Figure data in JSON
'''

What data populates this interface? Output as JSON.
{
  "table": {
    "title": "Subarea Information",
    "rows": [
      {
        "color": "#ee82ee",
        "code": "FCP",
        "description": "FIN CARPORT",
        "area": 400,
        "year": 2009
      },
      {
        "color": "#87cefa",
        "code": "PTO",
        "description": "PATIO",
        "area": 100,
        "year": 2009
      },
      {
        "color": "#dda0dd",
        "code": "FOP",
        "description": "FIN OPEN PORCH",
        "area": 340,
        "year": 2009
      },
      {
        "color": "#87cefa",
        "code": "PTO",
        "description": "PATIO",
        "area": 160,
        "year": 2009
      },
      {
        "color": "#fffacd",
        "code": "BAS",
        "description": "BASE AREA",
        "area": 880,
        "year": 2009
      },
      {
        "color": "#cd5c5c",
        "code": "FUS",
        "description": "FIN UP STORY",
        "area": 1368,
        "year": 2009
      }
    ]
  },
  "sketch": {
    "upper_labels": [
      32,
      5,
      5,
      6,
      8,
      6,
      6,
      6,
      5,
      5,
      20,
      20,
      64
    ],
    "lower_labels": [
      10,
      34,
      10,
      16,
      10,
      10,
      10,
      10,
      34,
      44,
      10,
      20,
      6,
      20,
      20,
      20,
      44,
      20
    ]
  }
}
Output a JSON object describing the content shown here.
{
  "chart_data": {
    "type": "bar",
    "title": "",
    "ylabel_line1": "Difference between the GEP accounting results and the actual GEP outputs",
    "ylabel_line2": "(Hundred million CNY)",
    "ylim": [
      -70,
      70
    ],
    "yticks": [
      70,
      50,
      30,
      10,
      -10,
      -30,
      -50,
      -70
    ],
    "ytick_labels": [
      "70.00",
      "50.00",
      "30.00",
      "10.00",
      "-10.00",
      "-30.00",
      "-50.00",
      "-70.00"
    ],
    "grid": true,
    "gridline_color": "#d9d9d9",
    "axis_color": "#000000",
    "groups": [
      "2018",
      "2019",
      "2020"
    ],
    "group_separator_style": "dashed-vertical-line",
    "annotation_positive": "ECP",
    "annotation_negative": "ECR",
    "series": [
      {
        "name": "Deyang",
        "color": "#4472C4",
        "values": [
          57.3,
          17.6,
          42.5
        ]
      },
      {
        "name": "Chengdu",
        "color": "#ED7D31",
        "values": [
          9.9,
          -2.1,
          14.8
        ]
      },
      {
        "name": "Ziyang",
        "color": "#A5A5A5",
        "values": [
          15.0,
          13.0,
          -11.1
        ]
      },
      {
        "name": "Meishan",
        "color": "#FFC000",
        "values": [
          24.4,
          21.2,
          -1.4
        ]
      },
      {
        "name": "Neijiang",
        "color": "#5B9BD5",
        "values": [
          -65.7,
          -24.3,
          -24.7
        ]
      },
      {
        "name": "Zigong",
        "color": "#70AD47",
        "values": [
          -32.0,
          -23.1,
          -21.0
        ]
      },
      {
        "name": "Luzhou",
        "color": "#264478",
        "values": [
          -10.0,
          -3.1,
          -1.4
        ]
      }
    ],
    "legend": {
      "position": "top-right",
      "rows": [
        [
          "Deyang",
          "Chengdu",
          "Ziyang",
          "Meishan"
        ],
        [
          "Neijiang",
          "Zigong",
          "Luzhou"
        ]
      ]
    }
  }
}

'''

:: Brief ::
Reproduce the records above exactly as they appear.

:: Exercise response ::
What data populates this interface? Output as JSON.
{
  "table": {
    "title": "Subarea Information",
    "rows": [
      {
        "color": "#ee82ee",
        "code": "FCP",
        "description": "FIN CARPORT",
        "area": 400,
        "year": 2009
      },
      {
        "color": "#87cefa",
        "code": "PTO",
        "description": "PATIO",
        "area": 100,
        "year": 2009
      },
      {
        "color": "#dda0dd",
        "code": "FOP",
        "description": "FIN OPEN PORCH",
        "area": 340,
        "year": 2009
      },
      {
        "color": "#87cefa",
        "code": "PTO",
        "description": "PATIO",
        "area": 160,
        "year": 2009
      },
      {
        "color": "#fffacd",
        "code": "BAS",
        "description": "BASE AREA",
        "area": 880,
        "year": 2009
      },
      {
        "color": "#cd5c5c",
        "code": "FUS",
        "description": "FIN UP STORY",
        "area": 1368,
        "year": 2009
      }
    ]
  },
  "sketch": {
    "upper_labels": [
      32,
      5,
      5,
      6,
      8,
      6,
      6,
      6,
      5,
      5,
      20,
      20,
      64
    ],
    "lower_labels": [
      10,
      34,
      10,
      16,
      10,
      10,
      10,
      10,
      34,
      44,
      10,
      20,
      6,
      20,
      20,
      20,
      44,
      20
    ]
  }
}
Output a JSON object describing the content shown here.
{
  "chart_data": {
    "type": "bar",
    "title": "",
    "ylabel_line1": "Difference between the GEP accounting results and the actual GEP outputs",
    "ylabel_line2": "(Hundred million CNY)",
    "ylim": [
      -70,
      70
    ],
    "yticks": [
      70,
      50,
      30,
      10,
      -10,
      -30,
      -50,
      -70
    ],
    "ytick_labels": [
      "70.00",
      "50.00",
      "30.00",
      "10.00",
      "-10.00",
      "-30.00",
      "-50.00",
      "-70.00"
    ],
    "grid": true,
    "gridline_color": "#d9d9d9",
    "axis_color": "#000000",
    "groups": [
      "2018",
      "2019",
      "2020"
    ],
    "group_separator_style": "dashed-vertical-line",
    "annotation_positive": "ECP",
    "annotation_negative": "ECR",
    "series": [
      {
        "name": "Deyang",
        "color": "#4472C4",
        "values": [
          57.3,
          17.6,
          42.5
        ]
      },
      {
        "name": "Chengdu",
        "color": "#ED7D31",
        "values": [
          9.9,
          -2.1,
          14.8
        ]
      },
      {
        "name": "Ziyang",
        "color": "#A5A5A5",
        "values": [
          15.0,
          13.0,
          -11.1
        ]
      },
      {
        "name": "Meishan",
        "color": "#FFC000",
        "values": [
          24.4,
          21.2,
          -1.4
        ]
      },
      {
        "name": "Neijiang",
        "color": "#5B9BD5",
        "values": [
          -65.7,
          -24.3,
          -24.7
        ]
      },
      {
        "name": "Zigong",
        "color": "#70AD47",
        "values": [
          -32.0,
          -23.1,
          -21.0
        ]
      },
      {
        "name": "Luzhou",
        "color": "#264478",
        "values": [
          -10.0,
          -3.1,
          -1.4
        ]
      }
    ],
    "legend": {
      "position": "top-right",
      "rows": [
        [
          "Deyang",
          "Chengdu",
          "Ziyang",
          "Meishan"
        ],
        [
          "Neijiang",
          "Zigong",
          "Luzhou"
        ]
      ]
    }
  }
}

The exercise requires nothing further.